start Data supplied

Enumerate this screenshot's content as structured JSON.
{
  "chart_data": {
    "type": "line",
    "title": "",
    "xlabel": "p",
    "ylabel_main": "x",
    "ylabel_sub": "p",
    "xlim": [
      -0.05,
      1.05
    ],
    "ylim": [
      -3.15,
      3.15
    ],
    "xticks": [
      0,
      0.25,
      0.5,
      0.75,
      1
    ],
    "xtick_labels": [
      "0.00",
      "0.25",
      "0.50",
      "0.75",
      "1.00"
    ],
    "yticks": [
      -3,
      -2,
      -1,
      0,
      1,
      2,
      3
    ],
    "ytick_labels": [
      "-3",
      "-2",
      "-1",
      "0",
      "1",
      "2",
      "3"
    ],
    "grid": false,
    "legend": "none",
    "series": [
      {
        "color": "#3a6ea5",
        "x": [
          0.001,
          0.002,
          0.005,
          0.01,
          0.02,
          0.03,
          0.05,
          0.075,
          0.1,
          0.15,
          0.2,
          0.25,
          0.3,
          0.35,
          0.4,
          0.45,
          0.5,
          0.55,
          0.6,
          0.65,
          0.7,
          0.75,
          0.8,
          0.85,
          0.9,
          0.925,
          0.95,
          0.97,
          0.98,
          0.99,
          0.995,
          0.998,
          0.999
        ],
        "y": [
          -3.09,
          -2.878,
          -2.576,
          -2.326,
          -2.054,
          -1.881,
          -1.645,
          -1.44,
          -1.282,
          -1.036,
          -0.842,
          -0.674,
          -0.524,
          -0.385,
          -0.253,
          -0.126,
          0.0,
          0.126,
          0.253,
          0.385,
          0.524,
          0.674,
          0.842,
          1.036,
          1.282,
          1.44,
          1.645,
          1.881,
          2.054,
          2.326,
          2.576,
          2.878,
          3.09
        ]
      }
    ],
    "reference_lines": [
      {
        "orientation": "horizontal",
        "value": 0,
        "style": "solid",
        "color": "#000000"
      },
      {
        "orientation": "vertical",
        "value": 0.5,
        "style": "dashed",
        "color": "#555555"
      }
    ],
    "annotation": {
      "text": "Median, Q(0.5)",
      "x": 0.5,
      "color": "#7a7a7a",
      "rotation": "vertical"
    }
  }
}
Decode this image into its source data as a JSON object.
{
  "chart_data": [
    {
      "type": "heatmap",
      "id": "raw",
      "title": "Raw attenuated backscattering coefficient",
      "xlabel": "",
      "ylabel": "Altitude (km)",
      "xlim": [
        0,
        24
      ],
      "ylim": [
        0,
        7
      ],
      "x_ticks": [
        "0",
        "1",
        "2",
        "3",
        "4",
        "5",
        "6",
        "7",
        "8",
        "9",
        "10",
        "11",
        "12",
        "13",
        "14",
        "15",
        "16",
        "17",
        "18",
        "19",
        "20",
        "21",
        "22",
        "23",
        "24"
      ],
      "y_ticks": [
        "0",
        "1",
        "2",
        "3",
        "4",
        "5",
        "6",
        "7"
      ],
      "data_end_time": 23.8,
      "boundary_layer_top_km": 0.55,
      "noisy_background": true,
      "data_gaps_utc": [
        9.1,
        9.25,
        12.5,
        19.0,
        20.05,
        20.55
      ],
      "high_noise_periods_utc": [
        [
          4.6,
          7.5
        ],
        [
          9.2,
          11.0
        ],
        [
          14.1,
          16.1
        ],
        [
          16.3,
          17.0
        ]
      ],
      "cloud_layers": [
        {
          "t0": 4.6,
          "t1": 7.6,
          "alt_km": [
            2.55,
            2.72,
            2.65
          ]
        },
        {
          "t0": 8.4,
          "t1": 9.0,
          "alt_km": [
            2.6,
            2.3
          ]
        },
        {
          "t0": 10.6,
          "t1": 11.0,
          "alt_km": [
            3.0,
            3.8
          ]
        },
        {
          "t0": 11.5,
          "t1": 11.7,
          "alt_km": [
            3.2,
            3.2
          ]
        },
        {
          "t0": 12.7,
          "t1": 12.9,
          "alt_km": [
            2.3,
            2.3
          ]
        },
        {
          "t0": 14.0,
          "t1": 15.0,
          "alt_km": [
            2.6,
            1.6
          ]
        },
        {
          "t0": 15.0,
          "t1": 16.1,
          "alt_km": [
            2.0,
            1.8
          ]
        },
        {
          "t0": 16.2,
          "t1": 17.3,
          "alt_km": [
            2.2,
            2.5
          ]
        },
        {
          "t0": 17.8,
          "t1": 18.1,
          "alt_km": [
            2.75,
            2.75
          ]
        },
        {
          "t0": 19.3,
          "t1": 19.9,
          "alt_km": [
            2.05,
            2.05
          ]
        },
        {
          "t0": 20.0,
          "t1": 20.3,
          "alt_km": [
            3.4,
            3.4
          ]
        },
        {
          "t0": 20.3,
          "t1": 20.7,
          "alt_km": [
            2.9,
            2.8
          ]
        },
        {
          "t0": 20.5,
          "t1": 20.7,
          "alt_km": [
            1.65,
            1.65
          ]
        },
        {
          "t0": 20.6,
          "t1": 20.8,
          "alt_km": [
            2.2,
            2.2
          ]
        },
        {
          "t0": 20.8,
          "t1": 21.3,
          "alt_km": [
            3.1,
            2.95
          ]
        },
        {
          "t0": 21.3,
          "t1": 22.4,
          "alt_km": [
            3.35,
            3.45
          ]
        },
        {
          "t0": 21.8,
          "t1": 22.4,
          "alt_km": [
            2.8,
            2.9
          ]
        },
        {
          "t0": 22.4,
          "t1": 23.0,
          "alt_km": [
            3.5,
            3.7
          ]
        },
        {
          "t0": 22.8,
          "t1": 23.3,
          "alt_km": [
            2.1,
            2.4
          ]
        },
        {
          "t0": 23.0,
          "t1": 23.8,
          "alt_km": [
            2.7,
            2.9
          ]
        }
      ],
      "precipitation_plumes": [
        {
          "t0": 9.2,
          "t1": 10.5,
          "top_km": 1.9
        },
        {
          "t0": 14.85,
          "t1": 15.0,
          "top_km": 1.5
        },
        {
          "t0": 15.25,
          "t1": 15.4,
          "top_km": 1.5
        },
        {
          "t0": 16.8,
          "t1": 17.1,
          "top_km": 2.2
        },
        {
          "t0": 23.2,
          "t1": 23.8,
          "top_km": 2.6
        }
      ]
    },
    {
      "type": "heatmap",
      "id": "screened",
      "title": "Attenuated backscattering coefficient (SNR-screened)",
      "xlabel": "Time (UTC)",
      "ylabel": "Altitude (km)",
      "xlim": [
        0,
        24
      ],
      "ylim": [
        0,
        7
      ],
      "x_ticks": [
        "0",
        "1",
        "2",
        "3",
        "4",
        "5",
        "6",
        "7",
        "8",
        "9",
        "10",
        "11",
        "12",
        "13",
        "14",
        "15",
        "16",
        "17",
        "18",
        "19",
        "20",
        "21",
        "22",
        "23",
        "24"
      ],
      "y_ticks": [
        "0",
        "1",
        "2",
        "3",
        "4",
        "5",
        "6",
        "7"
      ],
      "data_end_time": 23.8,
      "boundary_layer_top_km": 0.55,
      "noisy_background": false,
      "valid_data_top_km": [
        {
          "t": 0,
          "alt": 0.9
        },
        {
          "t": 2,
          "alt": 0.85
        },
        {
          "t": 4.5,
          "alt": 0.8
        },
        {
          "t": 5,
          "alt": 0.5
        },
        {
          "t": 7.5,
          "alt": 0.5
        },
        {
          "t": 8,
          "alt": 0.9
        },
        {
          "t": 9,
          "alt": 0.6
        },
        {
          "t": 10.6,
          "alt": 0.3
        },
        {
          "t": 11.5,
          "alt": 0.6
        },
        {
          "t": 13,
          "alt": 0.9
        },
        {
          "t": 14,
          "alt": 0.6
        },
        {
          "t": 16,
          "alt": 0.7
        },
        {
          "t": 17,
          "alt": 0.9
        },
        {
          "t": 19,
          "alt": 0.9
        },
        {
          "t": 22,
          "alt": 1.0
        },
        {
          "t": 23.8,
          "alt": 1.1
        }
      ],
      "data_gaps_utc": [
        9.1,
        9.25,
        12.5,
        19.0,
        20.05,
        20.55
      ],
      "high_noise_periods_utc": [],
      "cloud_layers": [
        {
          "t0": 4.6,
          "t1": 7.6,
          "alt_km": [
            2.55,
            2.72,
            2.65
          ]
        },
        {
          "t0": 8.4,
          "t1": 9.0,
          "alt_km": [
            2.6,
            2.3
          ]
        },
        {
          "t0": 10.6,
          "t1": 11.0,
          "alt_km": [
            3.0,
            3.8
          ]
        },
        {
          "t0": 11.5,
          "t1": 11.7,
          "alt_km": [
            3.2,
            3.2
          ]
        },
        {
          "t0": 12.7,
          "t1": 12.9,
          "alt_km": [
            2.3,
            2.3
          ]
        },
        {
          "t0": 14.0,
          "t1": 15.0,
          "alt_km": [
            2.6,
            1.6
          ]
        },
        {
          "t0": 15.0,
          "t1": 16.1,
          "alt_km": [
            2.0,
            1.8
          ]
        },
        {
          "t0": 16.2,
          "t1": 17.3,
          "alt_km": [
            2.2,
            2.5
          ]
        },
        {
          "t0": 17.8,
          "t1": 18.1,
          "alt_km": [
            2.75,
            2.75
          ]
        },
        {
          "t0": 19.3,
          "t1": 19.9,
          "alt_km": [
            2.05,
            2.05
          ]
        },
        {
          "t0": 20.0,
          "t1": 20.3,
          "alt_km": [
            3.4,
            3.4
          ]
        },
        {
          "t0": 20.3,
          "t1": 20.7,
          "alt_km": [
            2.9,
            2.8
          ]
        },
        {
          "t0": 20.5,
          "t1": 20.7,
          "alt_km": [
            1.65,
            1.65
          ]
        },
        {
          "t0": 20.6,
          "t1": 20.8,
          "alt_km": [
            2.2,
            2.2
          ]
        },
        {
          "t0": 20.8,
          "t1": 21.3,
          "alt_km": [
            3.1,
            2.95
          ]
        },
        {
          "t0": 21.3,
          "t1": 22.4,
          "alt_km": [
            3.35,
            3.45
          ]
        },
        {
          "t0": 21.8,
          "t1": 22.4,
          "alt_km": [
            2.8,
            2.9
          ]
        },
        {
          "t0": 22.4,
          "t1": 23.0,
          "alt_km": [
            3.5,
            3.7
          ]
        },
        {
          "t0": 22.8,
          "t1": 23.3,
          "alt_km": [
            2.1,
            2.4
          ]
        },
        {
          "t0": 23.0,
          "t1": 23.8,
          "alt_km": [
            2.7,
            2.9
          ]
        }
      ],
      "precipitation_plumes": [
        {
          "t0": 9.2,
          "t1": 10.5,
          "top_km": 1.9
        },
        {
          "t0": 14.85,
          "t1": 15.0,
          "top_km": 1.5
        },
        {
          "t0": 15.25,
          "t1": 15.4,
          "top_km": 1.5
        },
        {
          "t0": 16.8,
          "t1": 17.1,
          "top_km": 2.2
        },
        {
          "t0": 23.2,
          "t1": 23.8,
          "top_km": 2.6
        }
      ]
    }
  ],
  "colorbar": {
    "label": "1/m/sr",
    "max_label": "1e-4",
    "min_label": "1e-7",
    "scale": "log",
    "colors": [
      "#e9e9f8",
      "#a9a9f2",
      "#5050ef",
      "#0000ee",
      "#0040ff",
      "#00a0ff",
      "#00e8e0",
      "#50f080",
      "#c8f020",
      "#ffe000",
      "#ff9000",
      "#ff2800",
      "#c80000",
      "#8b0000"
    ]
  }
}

end Data supplied

_Instruction_. Check each line of the records for the word "this" and extract those that contain it.

_Final result_.
Enumerate this screenshot's content as structured JSON.
Decode this image into its source data as a JSON object.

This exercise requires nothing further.